**What you should do**
Please write the listing below out again exactly, leaving every picture behind.

-------

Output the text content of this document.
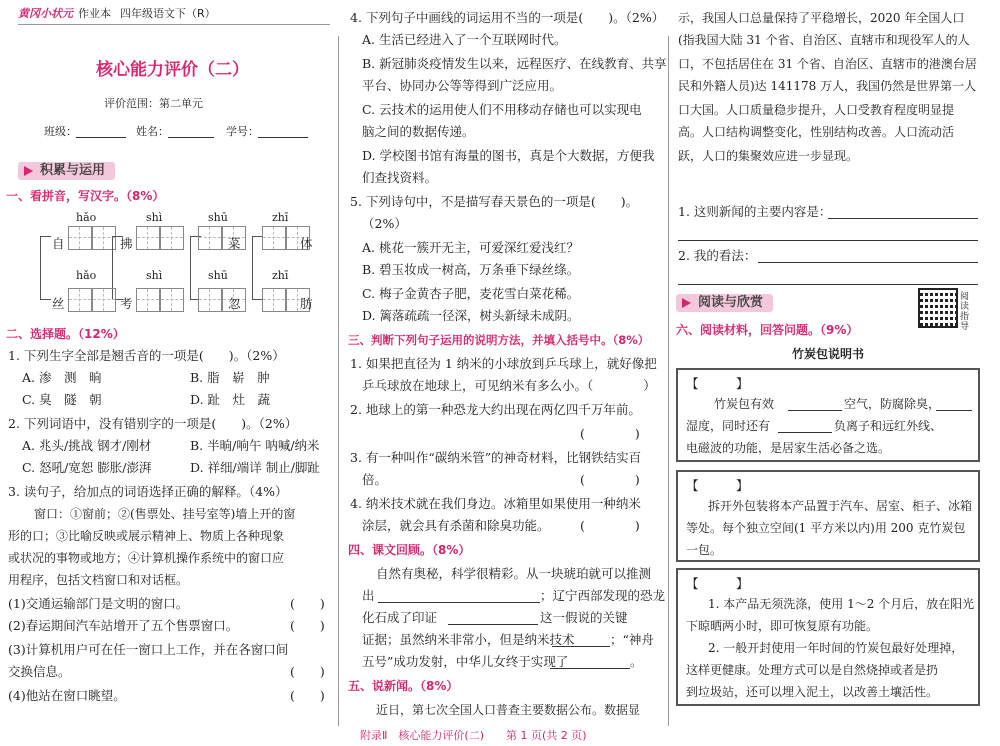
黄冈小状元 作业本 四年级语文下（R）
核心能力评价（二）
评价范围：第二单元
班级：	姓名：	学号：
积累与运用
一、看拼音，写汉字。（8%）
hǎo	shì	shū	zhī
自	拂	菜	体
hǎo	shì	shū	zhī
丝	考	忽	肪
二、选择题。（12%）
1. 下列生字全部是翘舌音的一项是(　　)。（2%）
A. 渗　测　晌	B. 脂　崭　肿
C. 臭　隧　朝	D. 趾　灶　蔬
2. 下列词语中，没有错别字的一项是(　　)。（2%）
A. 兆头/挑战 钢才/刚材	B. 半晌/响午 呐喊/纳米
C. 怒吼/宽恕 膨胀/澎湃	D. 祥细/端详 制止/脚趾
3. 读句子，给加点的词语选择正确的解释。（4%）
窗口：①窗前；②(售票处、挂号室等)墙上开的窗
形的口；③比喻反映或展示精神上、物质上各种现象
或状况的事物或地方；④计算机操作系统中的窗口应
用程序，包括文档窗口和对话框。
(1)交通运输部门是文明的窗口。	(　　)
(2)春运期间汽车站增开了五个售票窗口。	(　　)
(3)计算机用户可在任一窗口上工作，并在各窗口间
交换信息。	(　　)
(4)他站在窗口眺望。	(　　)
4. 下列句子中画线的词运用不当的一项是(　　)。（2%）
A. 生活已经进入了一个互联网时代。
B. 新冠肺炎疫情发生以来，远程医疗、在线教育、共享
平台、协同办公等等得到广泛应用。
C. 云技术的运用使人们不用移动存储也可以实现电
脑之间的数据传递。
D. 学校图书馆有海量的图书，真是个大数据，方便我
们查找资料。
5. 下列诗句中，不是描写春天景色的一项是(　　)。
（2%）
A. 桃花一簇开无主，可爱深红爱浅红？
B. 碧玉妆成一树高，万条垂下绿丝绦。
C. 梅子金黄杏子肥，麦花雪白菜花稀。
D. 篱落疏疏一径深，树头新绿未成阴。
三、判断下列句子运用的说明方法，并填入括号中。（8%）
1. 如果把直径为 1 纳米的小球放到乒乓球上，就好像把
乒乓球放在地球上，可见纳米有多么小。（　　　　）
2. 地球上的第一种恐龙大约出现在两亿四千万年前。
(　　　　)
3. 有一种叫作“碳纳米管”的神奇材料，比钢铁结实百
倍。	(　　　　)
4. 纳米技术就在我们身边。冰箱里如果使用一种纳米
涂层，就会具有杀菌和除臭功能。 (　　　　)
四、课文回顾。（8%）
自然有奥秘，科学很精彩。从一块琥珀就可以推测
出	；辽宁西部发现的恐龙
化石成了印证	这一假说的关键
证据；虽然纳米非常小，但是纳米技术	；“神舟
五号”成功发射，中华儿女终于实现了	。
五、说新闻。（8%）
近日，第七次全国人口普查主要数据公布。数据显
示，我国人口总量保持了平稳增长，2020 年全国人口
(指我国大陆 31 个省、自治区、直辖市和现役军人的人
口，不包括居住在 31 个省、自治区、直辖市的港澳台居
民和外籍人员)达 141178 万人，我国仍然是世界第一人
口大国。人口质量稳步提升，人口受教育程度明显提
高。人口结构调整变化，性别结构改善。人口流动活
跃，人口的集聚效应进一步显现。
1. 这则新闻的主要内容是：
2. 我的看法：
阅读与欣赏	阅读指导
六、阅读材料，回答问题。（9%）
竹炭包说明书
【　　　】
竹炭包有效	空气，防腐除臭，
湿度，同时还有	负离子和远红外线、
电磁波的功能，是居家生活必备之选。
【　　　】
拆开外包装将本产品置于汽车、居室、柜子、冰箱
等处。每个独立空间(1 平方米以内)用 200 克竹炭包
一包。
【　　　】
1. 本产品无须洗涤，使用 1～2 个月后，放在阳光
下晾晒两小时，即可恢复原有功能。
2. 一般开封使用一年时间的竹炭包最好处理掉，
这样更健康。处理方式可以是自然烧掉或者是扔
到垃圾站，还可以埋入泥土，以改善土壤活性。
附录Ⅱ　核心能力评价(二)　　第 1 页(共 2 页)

-------

**Worked answer**
Output the text content of this document.
黄冈小状元 作业本 四年级语文下（R）
核心能力评价（二）
评价范围：第二单元
班级：	姓名：	学号：
积累与运用
一、看拼音，写汉字。（8%）
hǎo	shì	shū	zhī
自	拂	菜	体
hǎo	shì	shū	zhī
丝	考	忽	肪
二、选择题。（12%）
1. 下列生字全部是翘舌音的一项是(　　)。（2%）
A. 渗　测　晌	B. 脂　崭　肿
C. 臭　隧　朝	D. 趾　灶　蔬
2. 下列词语中，没有错别字的一项是(　　)。（2%）
A. 兆头/挑战 钢才/刚材	B. 半晌/响午 呐喊/纳米
C. 怒吼/宽恕 膨胀/澎湃	D. 祥细/端详 制止/脚趾
3. 读句子，给加点的词语选择正确的解释。（4%）
窗口：①窗前；②(售票处、挂号室等)墙上开的窗
形的口；③比喻反映或展示精神上、物质上各种现象
或状况的事物或地方；④计算机操作系统中的窗口应
用程序，包括文档窗口和对话框。
(1)交通运输部门是文明的窗口。	(　　)
(2)春运期间汽车站增开了五个售票窗口。	(　　)
(3)计算机用户可在任一窗口上工作，并在各窗口间
交换信息。	(　　)
(4)他站在窗口眺望。	(　　)
4. 下列句子中画线的词运用不当的一项是(　　)。（2%）
A. 生活已经进入了一个互联网时代。
B. 新冠肺炎疫情发生以来，远程医疗、在线教育、共享
平台、协同办公等等得到广泛应用。
C. 云技术的运用使人们不用移动存储也可以实现电
脑之间的数据传递。
D. 学校图书馆有海量的图书，真是个大数据，方便我
们查找资料。
5. 下列诗句中，不是描写春天景色的一项是(　　)。
（2%）
A. 桃花一簇开无主，可爱深红爱浅红？
B. 碧玉妆成一树高，万条垂下绿丝绦。
C. 梅子金黄杏子肥，麦花雪白菜花稀。
D. 篱落疏疏一径深，树头新绿未成阴。
三、判断下列句子运用的说明方法，并填入括号中。（8%）
1. 如果把直径为 1 纳米的小球放到乒乓球上，就好像把
乒乓球放在地球上，可见纳米有多么小。（　　　　）
2. 地球上的第一种恐龙大约出现在两亿四千万年前。
(　　　　)
3. 有一种叫作“碳纳米管”的神奇材料，比钢铁结实百
倍。	(　　　　)
4. 纳米技术就在我们身边。冰箱里如果使用一种纳米
涂层，就会具有杀菌和除臭功能。 (　　　　)
四、课文回顾。（8%）
自然有奥秘，科学很精彩。从一块琥珀就可以推测
出	；辽宁西部发现的恐龙
化石成了印证	这一假说的关键
证据；虽然纳米非常小，但是纳米技术	；“神舟
五号”成功发射，中华儿女终于实现了	。
五、说新闻。（8%）
近日，第七次全国人口普查主要数据公布。数据显
示，我国人口总量保持了平稳增长，2020 年全国人口
(指我国大陆 31 个省、自治区、直辖市和现役军人的人
口，不包括居住在 31 个省、自治区、直辖市的港澳台居
民和外籍人员)达 141178 万人，我国仍然是世界第一人
口大国。人口质量稳步提升，人口受教育程度明显提
高。人口结构调整变化，性别结构改善。人口流动活
跃，人口的集聚效应进一步显现。
1. 这则新闻的主要内容是：
2. 我的看法：
阅读与欣赏	阅读指导
六、阅读材料，回答问题。（9%）
竹炭包说明书
【　　　】
竹炭包有效	空气，防腐除臭，
湿度，同时还有	负离子和远红外线、
电磁波的功能，是居家生活必备之选。
【　　　】
拆开外包装将本产品置于汽车、居室、柜子、冰箱
等处。每个独立空间(1 平方米以内)用 200 克竹炭包
一包。
【　　　】
1. 本产品无须洗涤，使用 1～2 个月后，放在阳光
下晾晒两小时，即可恢复原有功能。
2. 一般开封使用一年时间的竹炭包最好处理掉，
这样更健康。处理方式可以是自然烧掉或者是扔
到垃圾站，还可以埋入泥土，以改善土壤活性。
附录Ⅱ　核心能力评价(二)　　第 1 页(共 2 页)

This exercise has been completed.